YOUR GOAL: Go through the listing and write out all of it exactly.

RECORDED INFORMATION:
______
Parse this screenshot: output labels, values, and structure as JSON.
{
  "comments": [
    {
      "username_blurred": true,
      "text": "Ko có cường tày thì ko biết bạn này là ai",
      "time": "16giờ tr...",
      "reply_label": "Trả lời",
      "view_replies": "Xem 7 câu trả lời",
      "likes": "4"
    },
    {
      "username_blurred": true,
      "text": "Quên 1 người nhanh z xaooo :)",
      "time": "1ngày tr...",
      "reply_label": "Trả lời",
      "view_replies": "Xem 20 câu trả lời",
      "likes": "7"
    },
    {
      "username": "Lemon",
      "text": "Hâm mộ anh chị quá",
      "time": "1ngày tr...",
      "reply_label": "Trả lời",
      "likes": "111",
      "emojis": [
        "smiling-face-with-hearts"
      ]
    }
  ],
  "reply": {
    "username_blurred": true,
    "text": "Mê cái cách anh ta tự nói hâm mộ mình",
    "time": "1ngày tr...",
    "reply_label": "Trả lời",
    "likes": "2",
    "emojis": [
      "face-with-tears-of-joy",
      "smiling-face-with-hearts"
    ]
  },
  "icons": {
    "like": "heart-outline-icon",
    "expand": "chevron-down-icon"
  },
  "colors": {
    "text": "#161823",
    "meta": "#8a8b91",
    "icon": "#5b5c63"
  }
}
______
THE COMPLETED TASK:
Parse this screenshot: output labels, values, and structure as JSON.
{
  "comments": [
    {
      "username_blurred": true,
      "text": "Ko có cường tày thì ko biết bạn này là ai",
      "time": "16giờ tr...",
      "reply_label": "Trả lời",
      "view_replies": "Xem 7 câu trả lời",
      "likes": "4"
    },
    {
      "username_blurred": true,
      "text": "Quên 1 người nhanh z xaooo :)",
      "time": "1ngày tr...",
      "reply_label": "Trả lời",
      "view_replies": "Xem 20 câu trả lời",
      "likes": "7"
    },
    {
      "username": "Lemon",
      "text": "Hâm mộ anh chị quá",
      "time": "1ngày tr...",
      "reply_label": "Trả lời",
      "likes": "111",
      "emojis": [
        "smiling-face-with-hearts"
      ]
    }
  ],
  "reply": {
    "username_blurred": true,
    "text": "Mê cái cách anh ta tự nói hâm mộ mình",
    "time": "1ngày tr...",
    "reply_label": "Trả lời",
    "likes": "2",
    "emojis": [
      "face-with-tears-of-joy",
      "smiling-face-with-hearts"
    ]
  },
  "icons": {
    "like": "heart-outline-icon",
    "expand": "chevron-down-icon"
  },
  "colors": {
    "text": "#161823",
    "meta": "#8a8b91",
    "icon": "#5b5c63"
  }
}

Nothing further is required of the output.